WHAT THIS TASK INVOLVES: Repeat the full listing below verbatim and keep the images out.

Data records
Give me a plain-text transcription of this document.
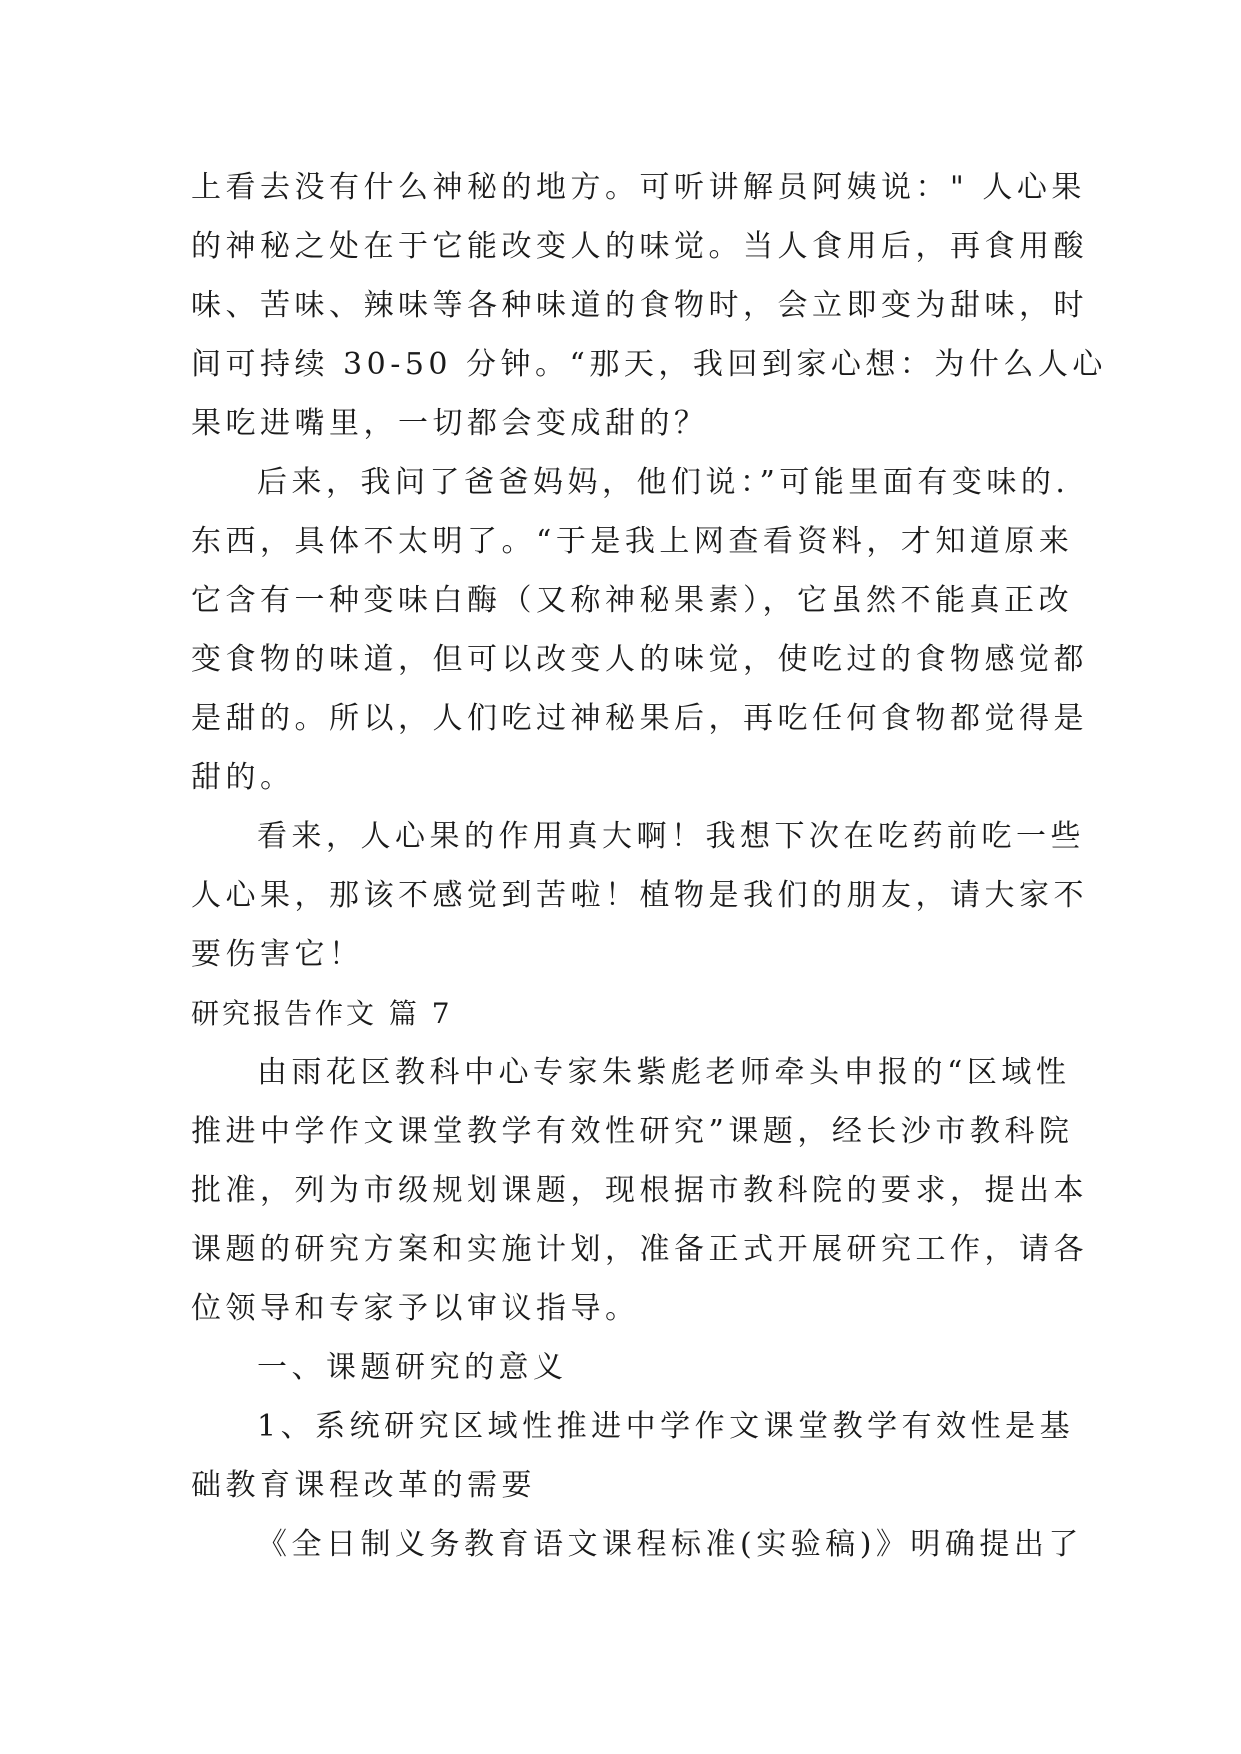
上看去没有什么神秘的地方。可听讲解员阿姨说：" 人心果
的神秘之处在于它能改变人的味觉。当人食用后，再食用酸
味、苦味、辣味等各种味道的食物时，会立即变为甜味，时
间可持续 30-50 分钟。“那天，我回到家心想：为什么人心
果吃进嘴里，一切都会变成甜的？
后来，我问了爸爸妈妈，他们说：”可能里面有变味的.
东西，具体不太明了。“于是我上网查看资料，才知道原来
它含有一种变味白酶（又称神秘果素），它虽然不能真正改
变食物的味道，但可以改变人的味觉，使吃过的食物感觉都
是甜的。所以，人们吃过神秘果后，再吃任何食物都觉得是
甜的。
看来，人心果的作用真大啊！我想下次在吃药前吃一些
人心果，那该不感觉到苦啦！植物是我们的朋友，请大家不
要伤害它！
研究报告作文 篇 7
由雨花区教科中心专家朱紫彪老师牵头申报的“区域性
推进中学作文课堂教学有效性研究”课题，经长沙市教科院
批准，列为市级规划课题，现根据市教科院的要求，提出本
课题的研究方案和实施计划，准备正式开展研究工作，请各
位领导和专家予以审议指导。
一、课题研究的意义
1、系统研究区域性推进中学作文课堂教学有效性是基
础教育课程改革的需要
《全日制义务教育语文课程标准(实验稿)》明确提出了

WRITTEN SOLUTION:
Give me a plain-text transcription of this document.
上看去没有什么神秘的地方。可听讲解员阿姨说：" 人心果
的神秘之处在于它能改变人的味觉。当人食用后，再食用酸
味、苦味、辣味等各种味道的食物时，会立即变为甜味，时
间可持续 30-50 分钟。“那天，我回到家心想：为什么人心
果吃进嘴里，一切都会变成甜的？
后来，我问了爸爸妈妈，他们说：”可能里面有变味的.
东西，具体不太明了。“于是我上网查看资料，才知道原来
它含有一种变味白酶（又称神秘果素），它虽然不能真正改
变食物的味道，但可以改变人的味觉，使吃过的食物感觉都
是甜的。所以，人们吃过神秘果后，再吃任何食物都觉得是
甜的。
看来，人心果的作用真大啊！我想下次在吃药前吃一些
人心果，那该不感觉到苦啦！植物是我们的朋友，请大家不
要伤害它！
研究报告作文 篇 7
由雨花区教科中心专家朱紫彪老师牵头申报的“区域性
推进中学作文课堂教学有效性研究”课题，经长沙市教科院
批准，列为市级规划课题，现根据市教科院的要求，提出本
课题的研究方案和实施计划，准备正式开展研究工作，请各
位领导和专家予以审议指导。
一、课题研究的意义
1、系统研究区域性推进中学作文课堂教学有效性是基
础教育课程改革的需要
《全日制义务教育语文课程标准(实验稿)》明确提出了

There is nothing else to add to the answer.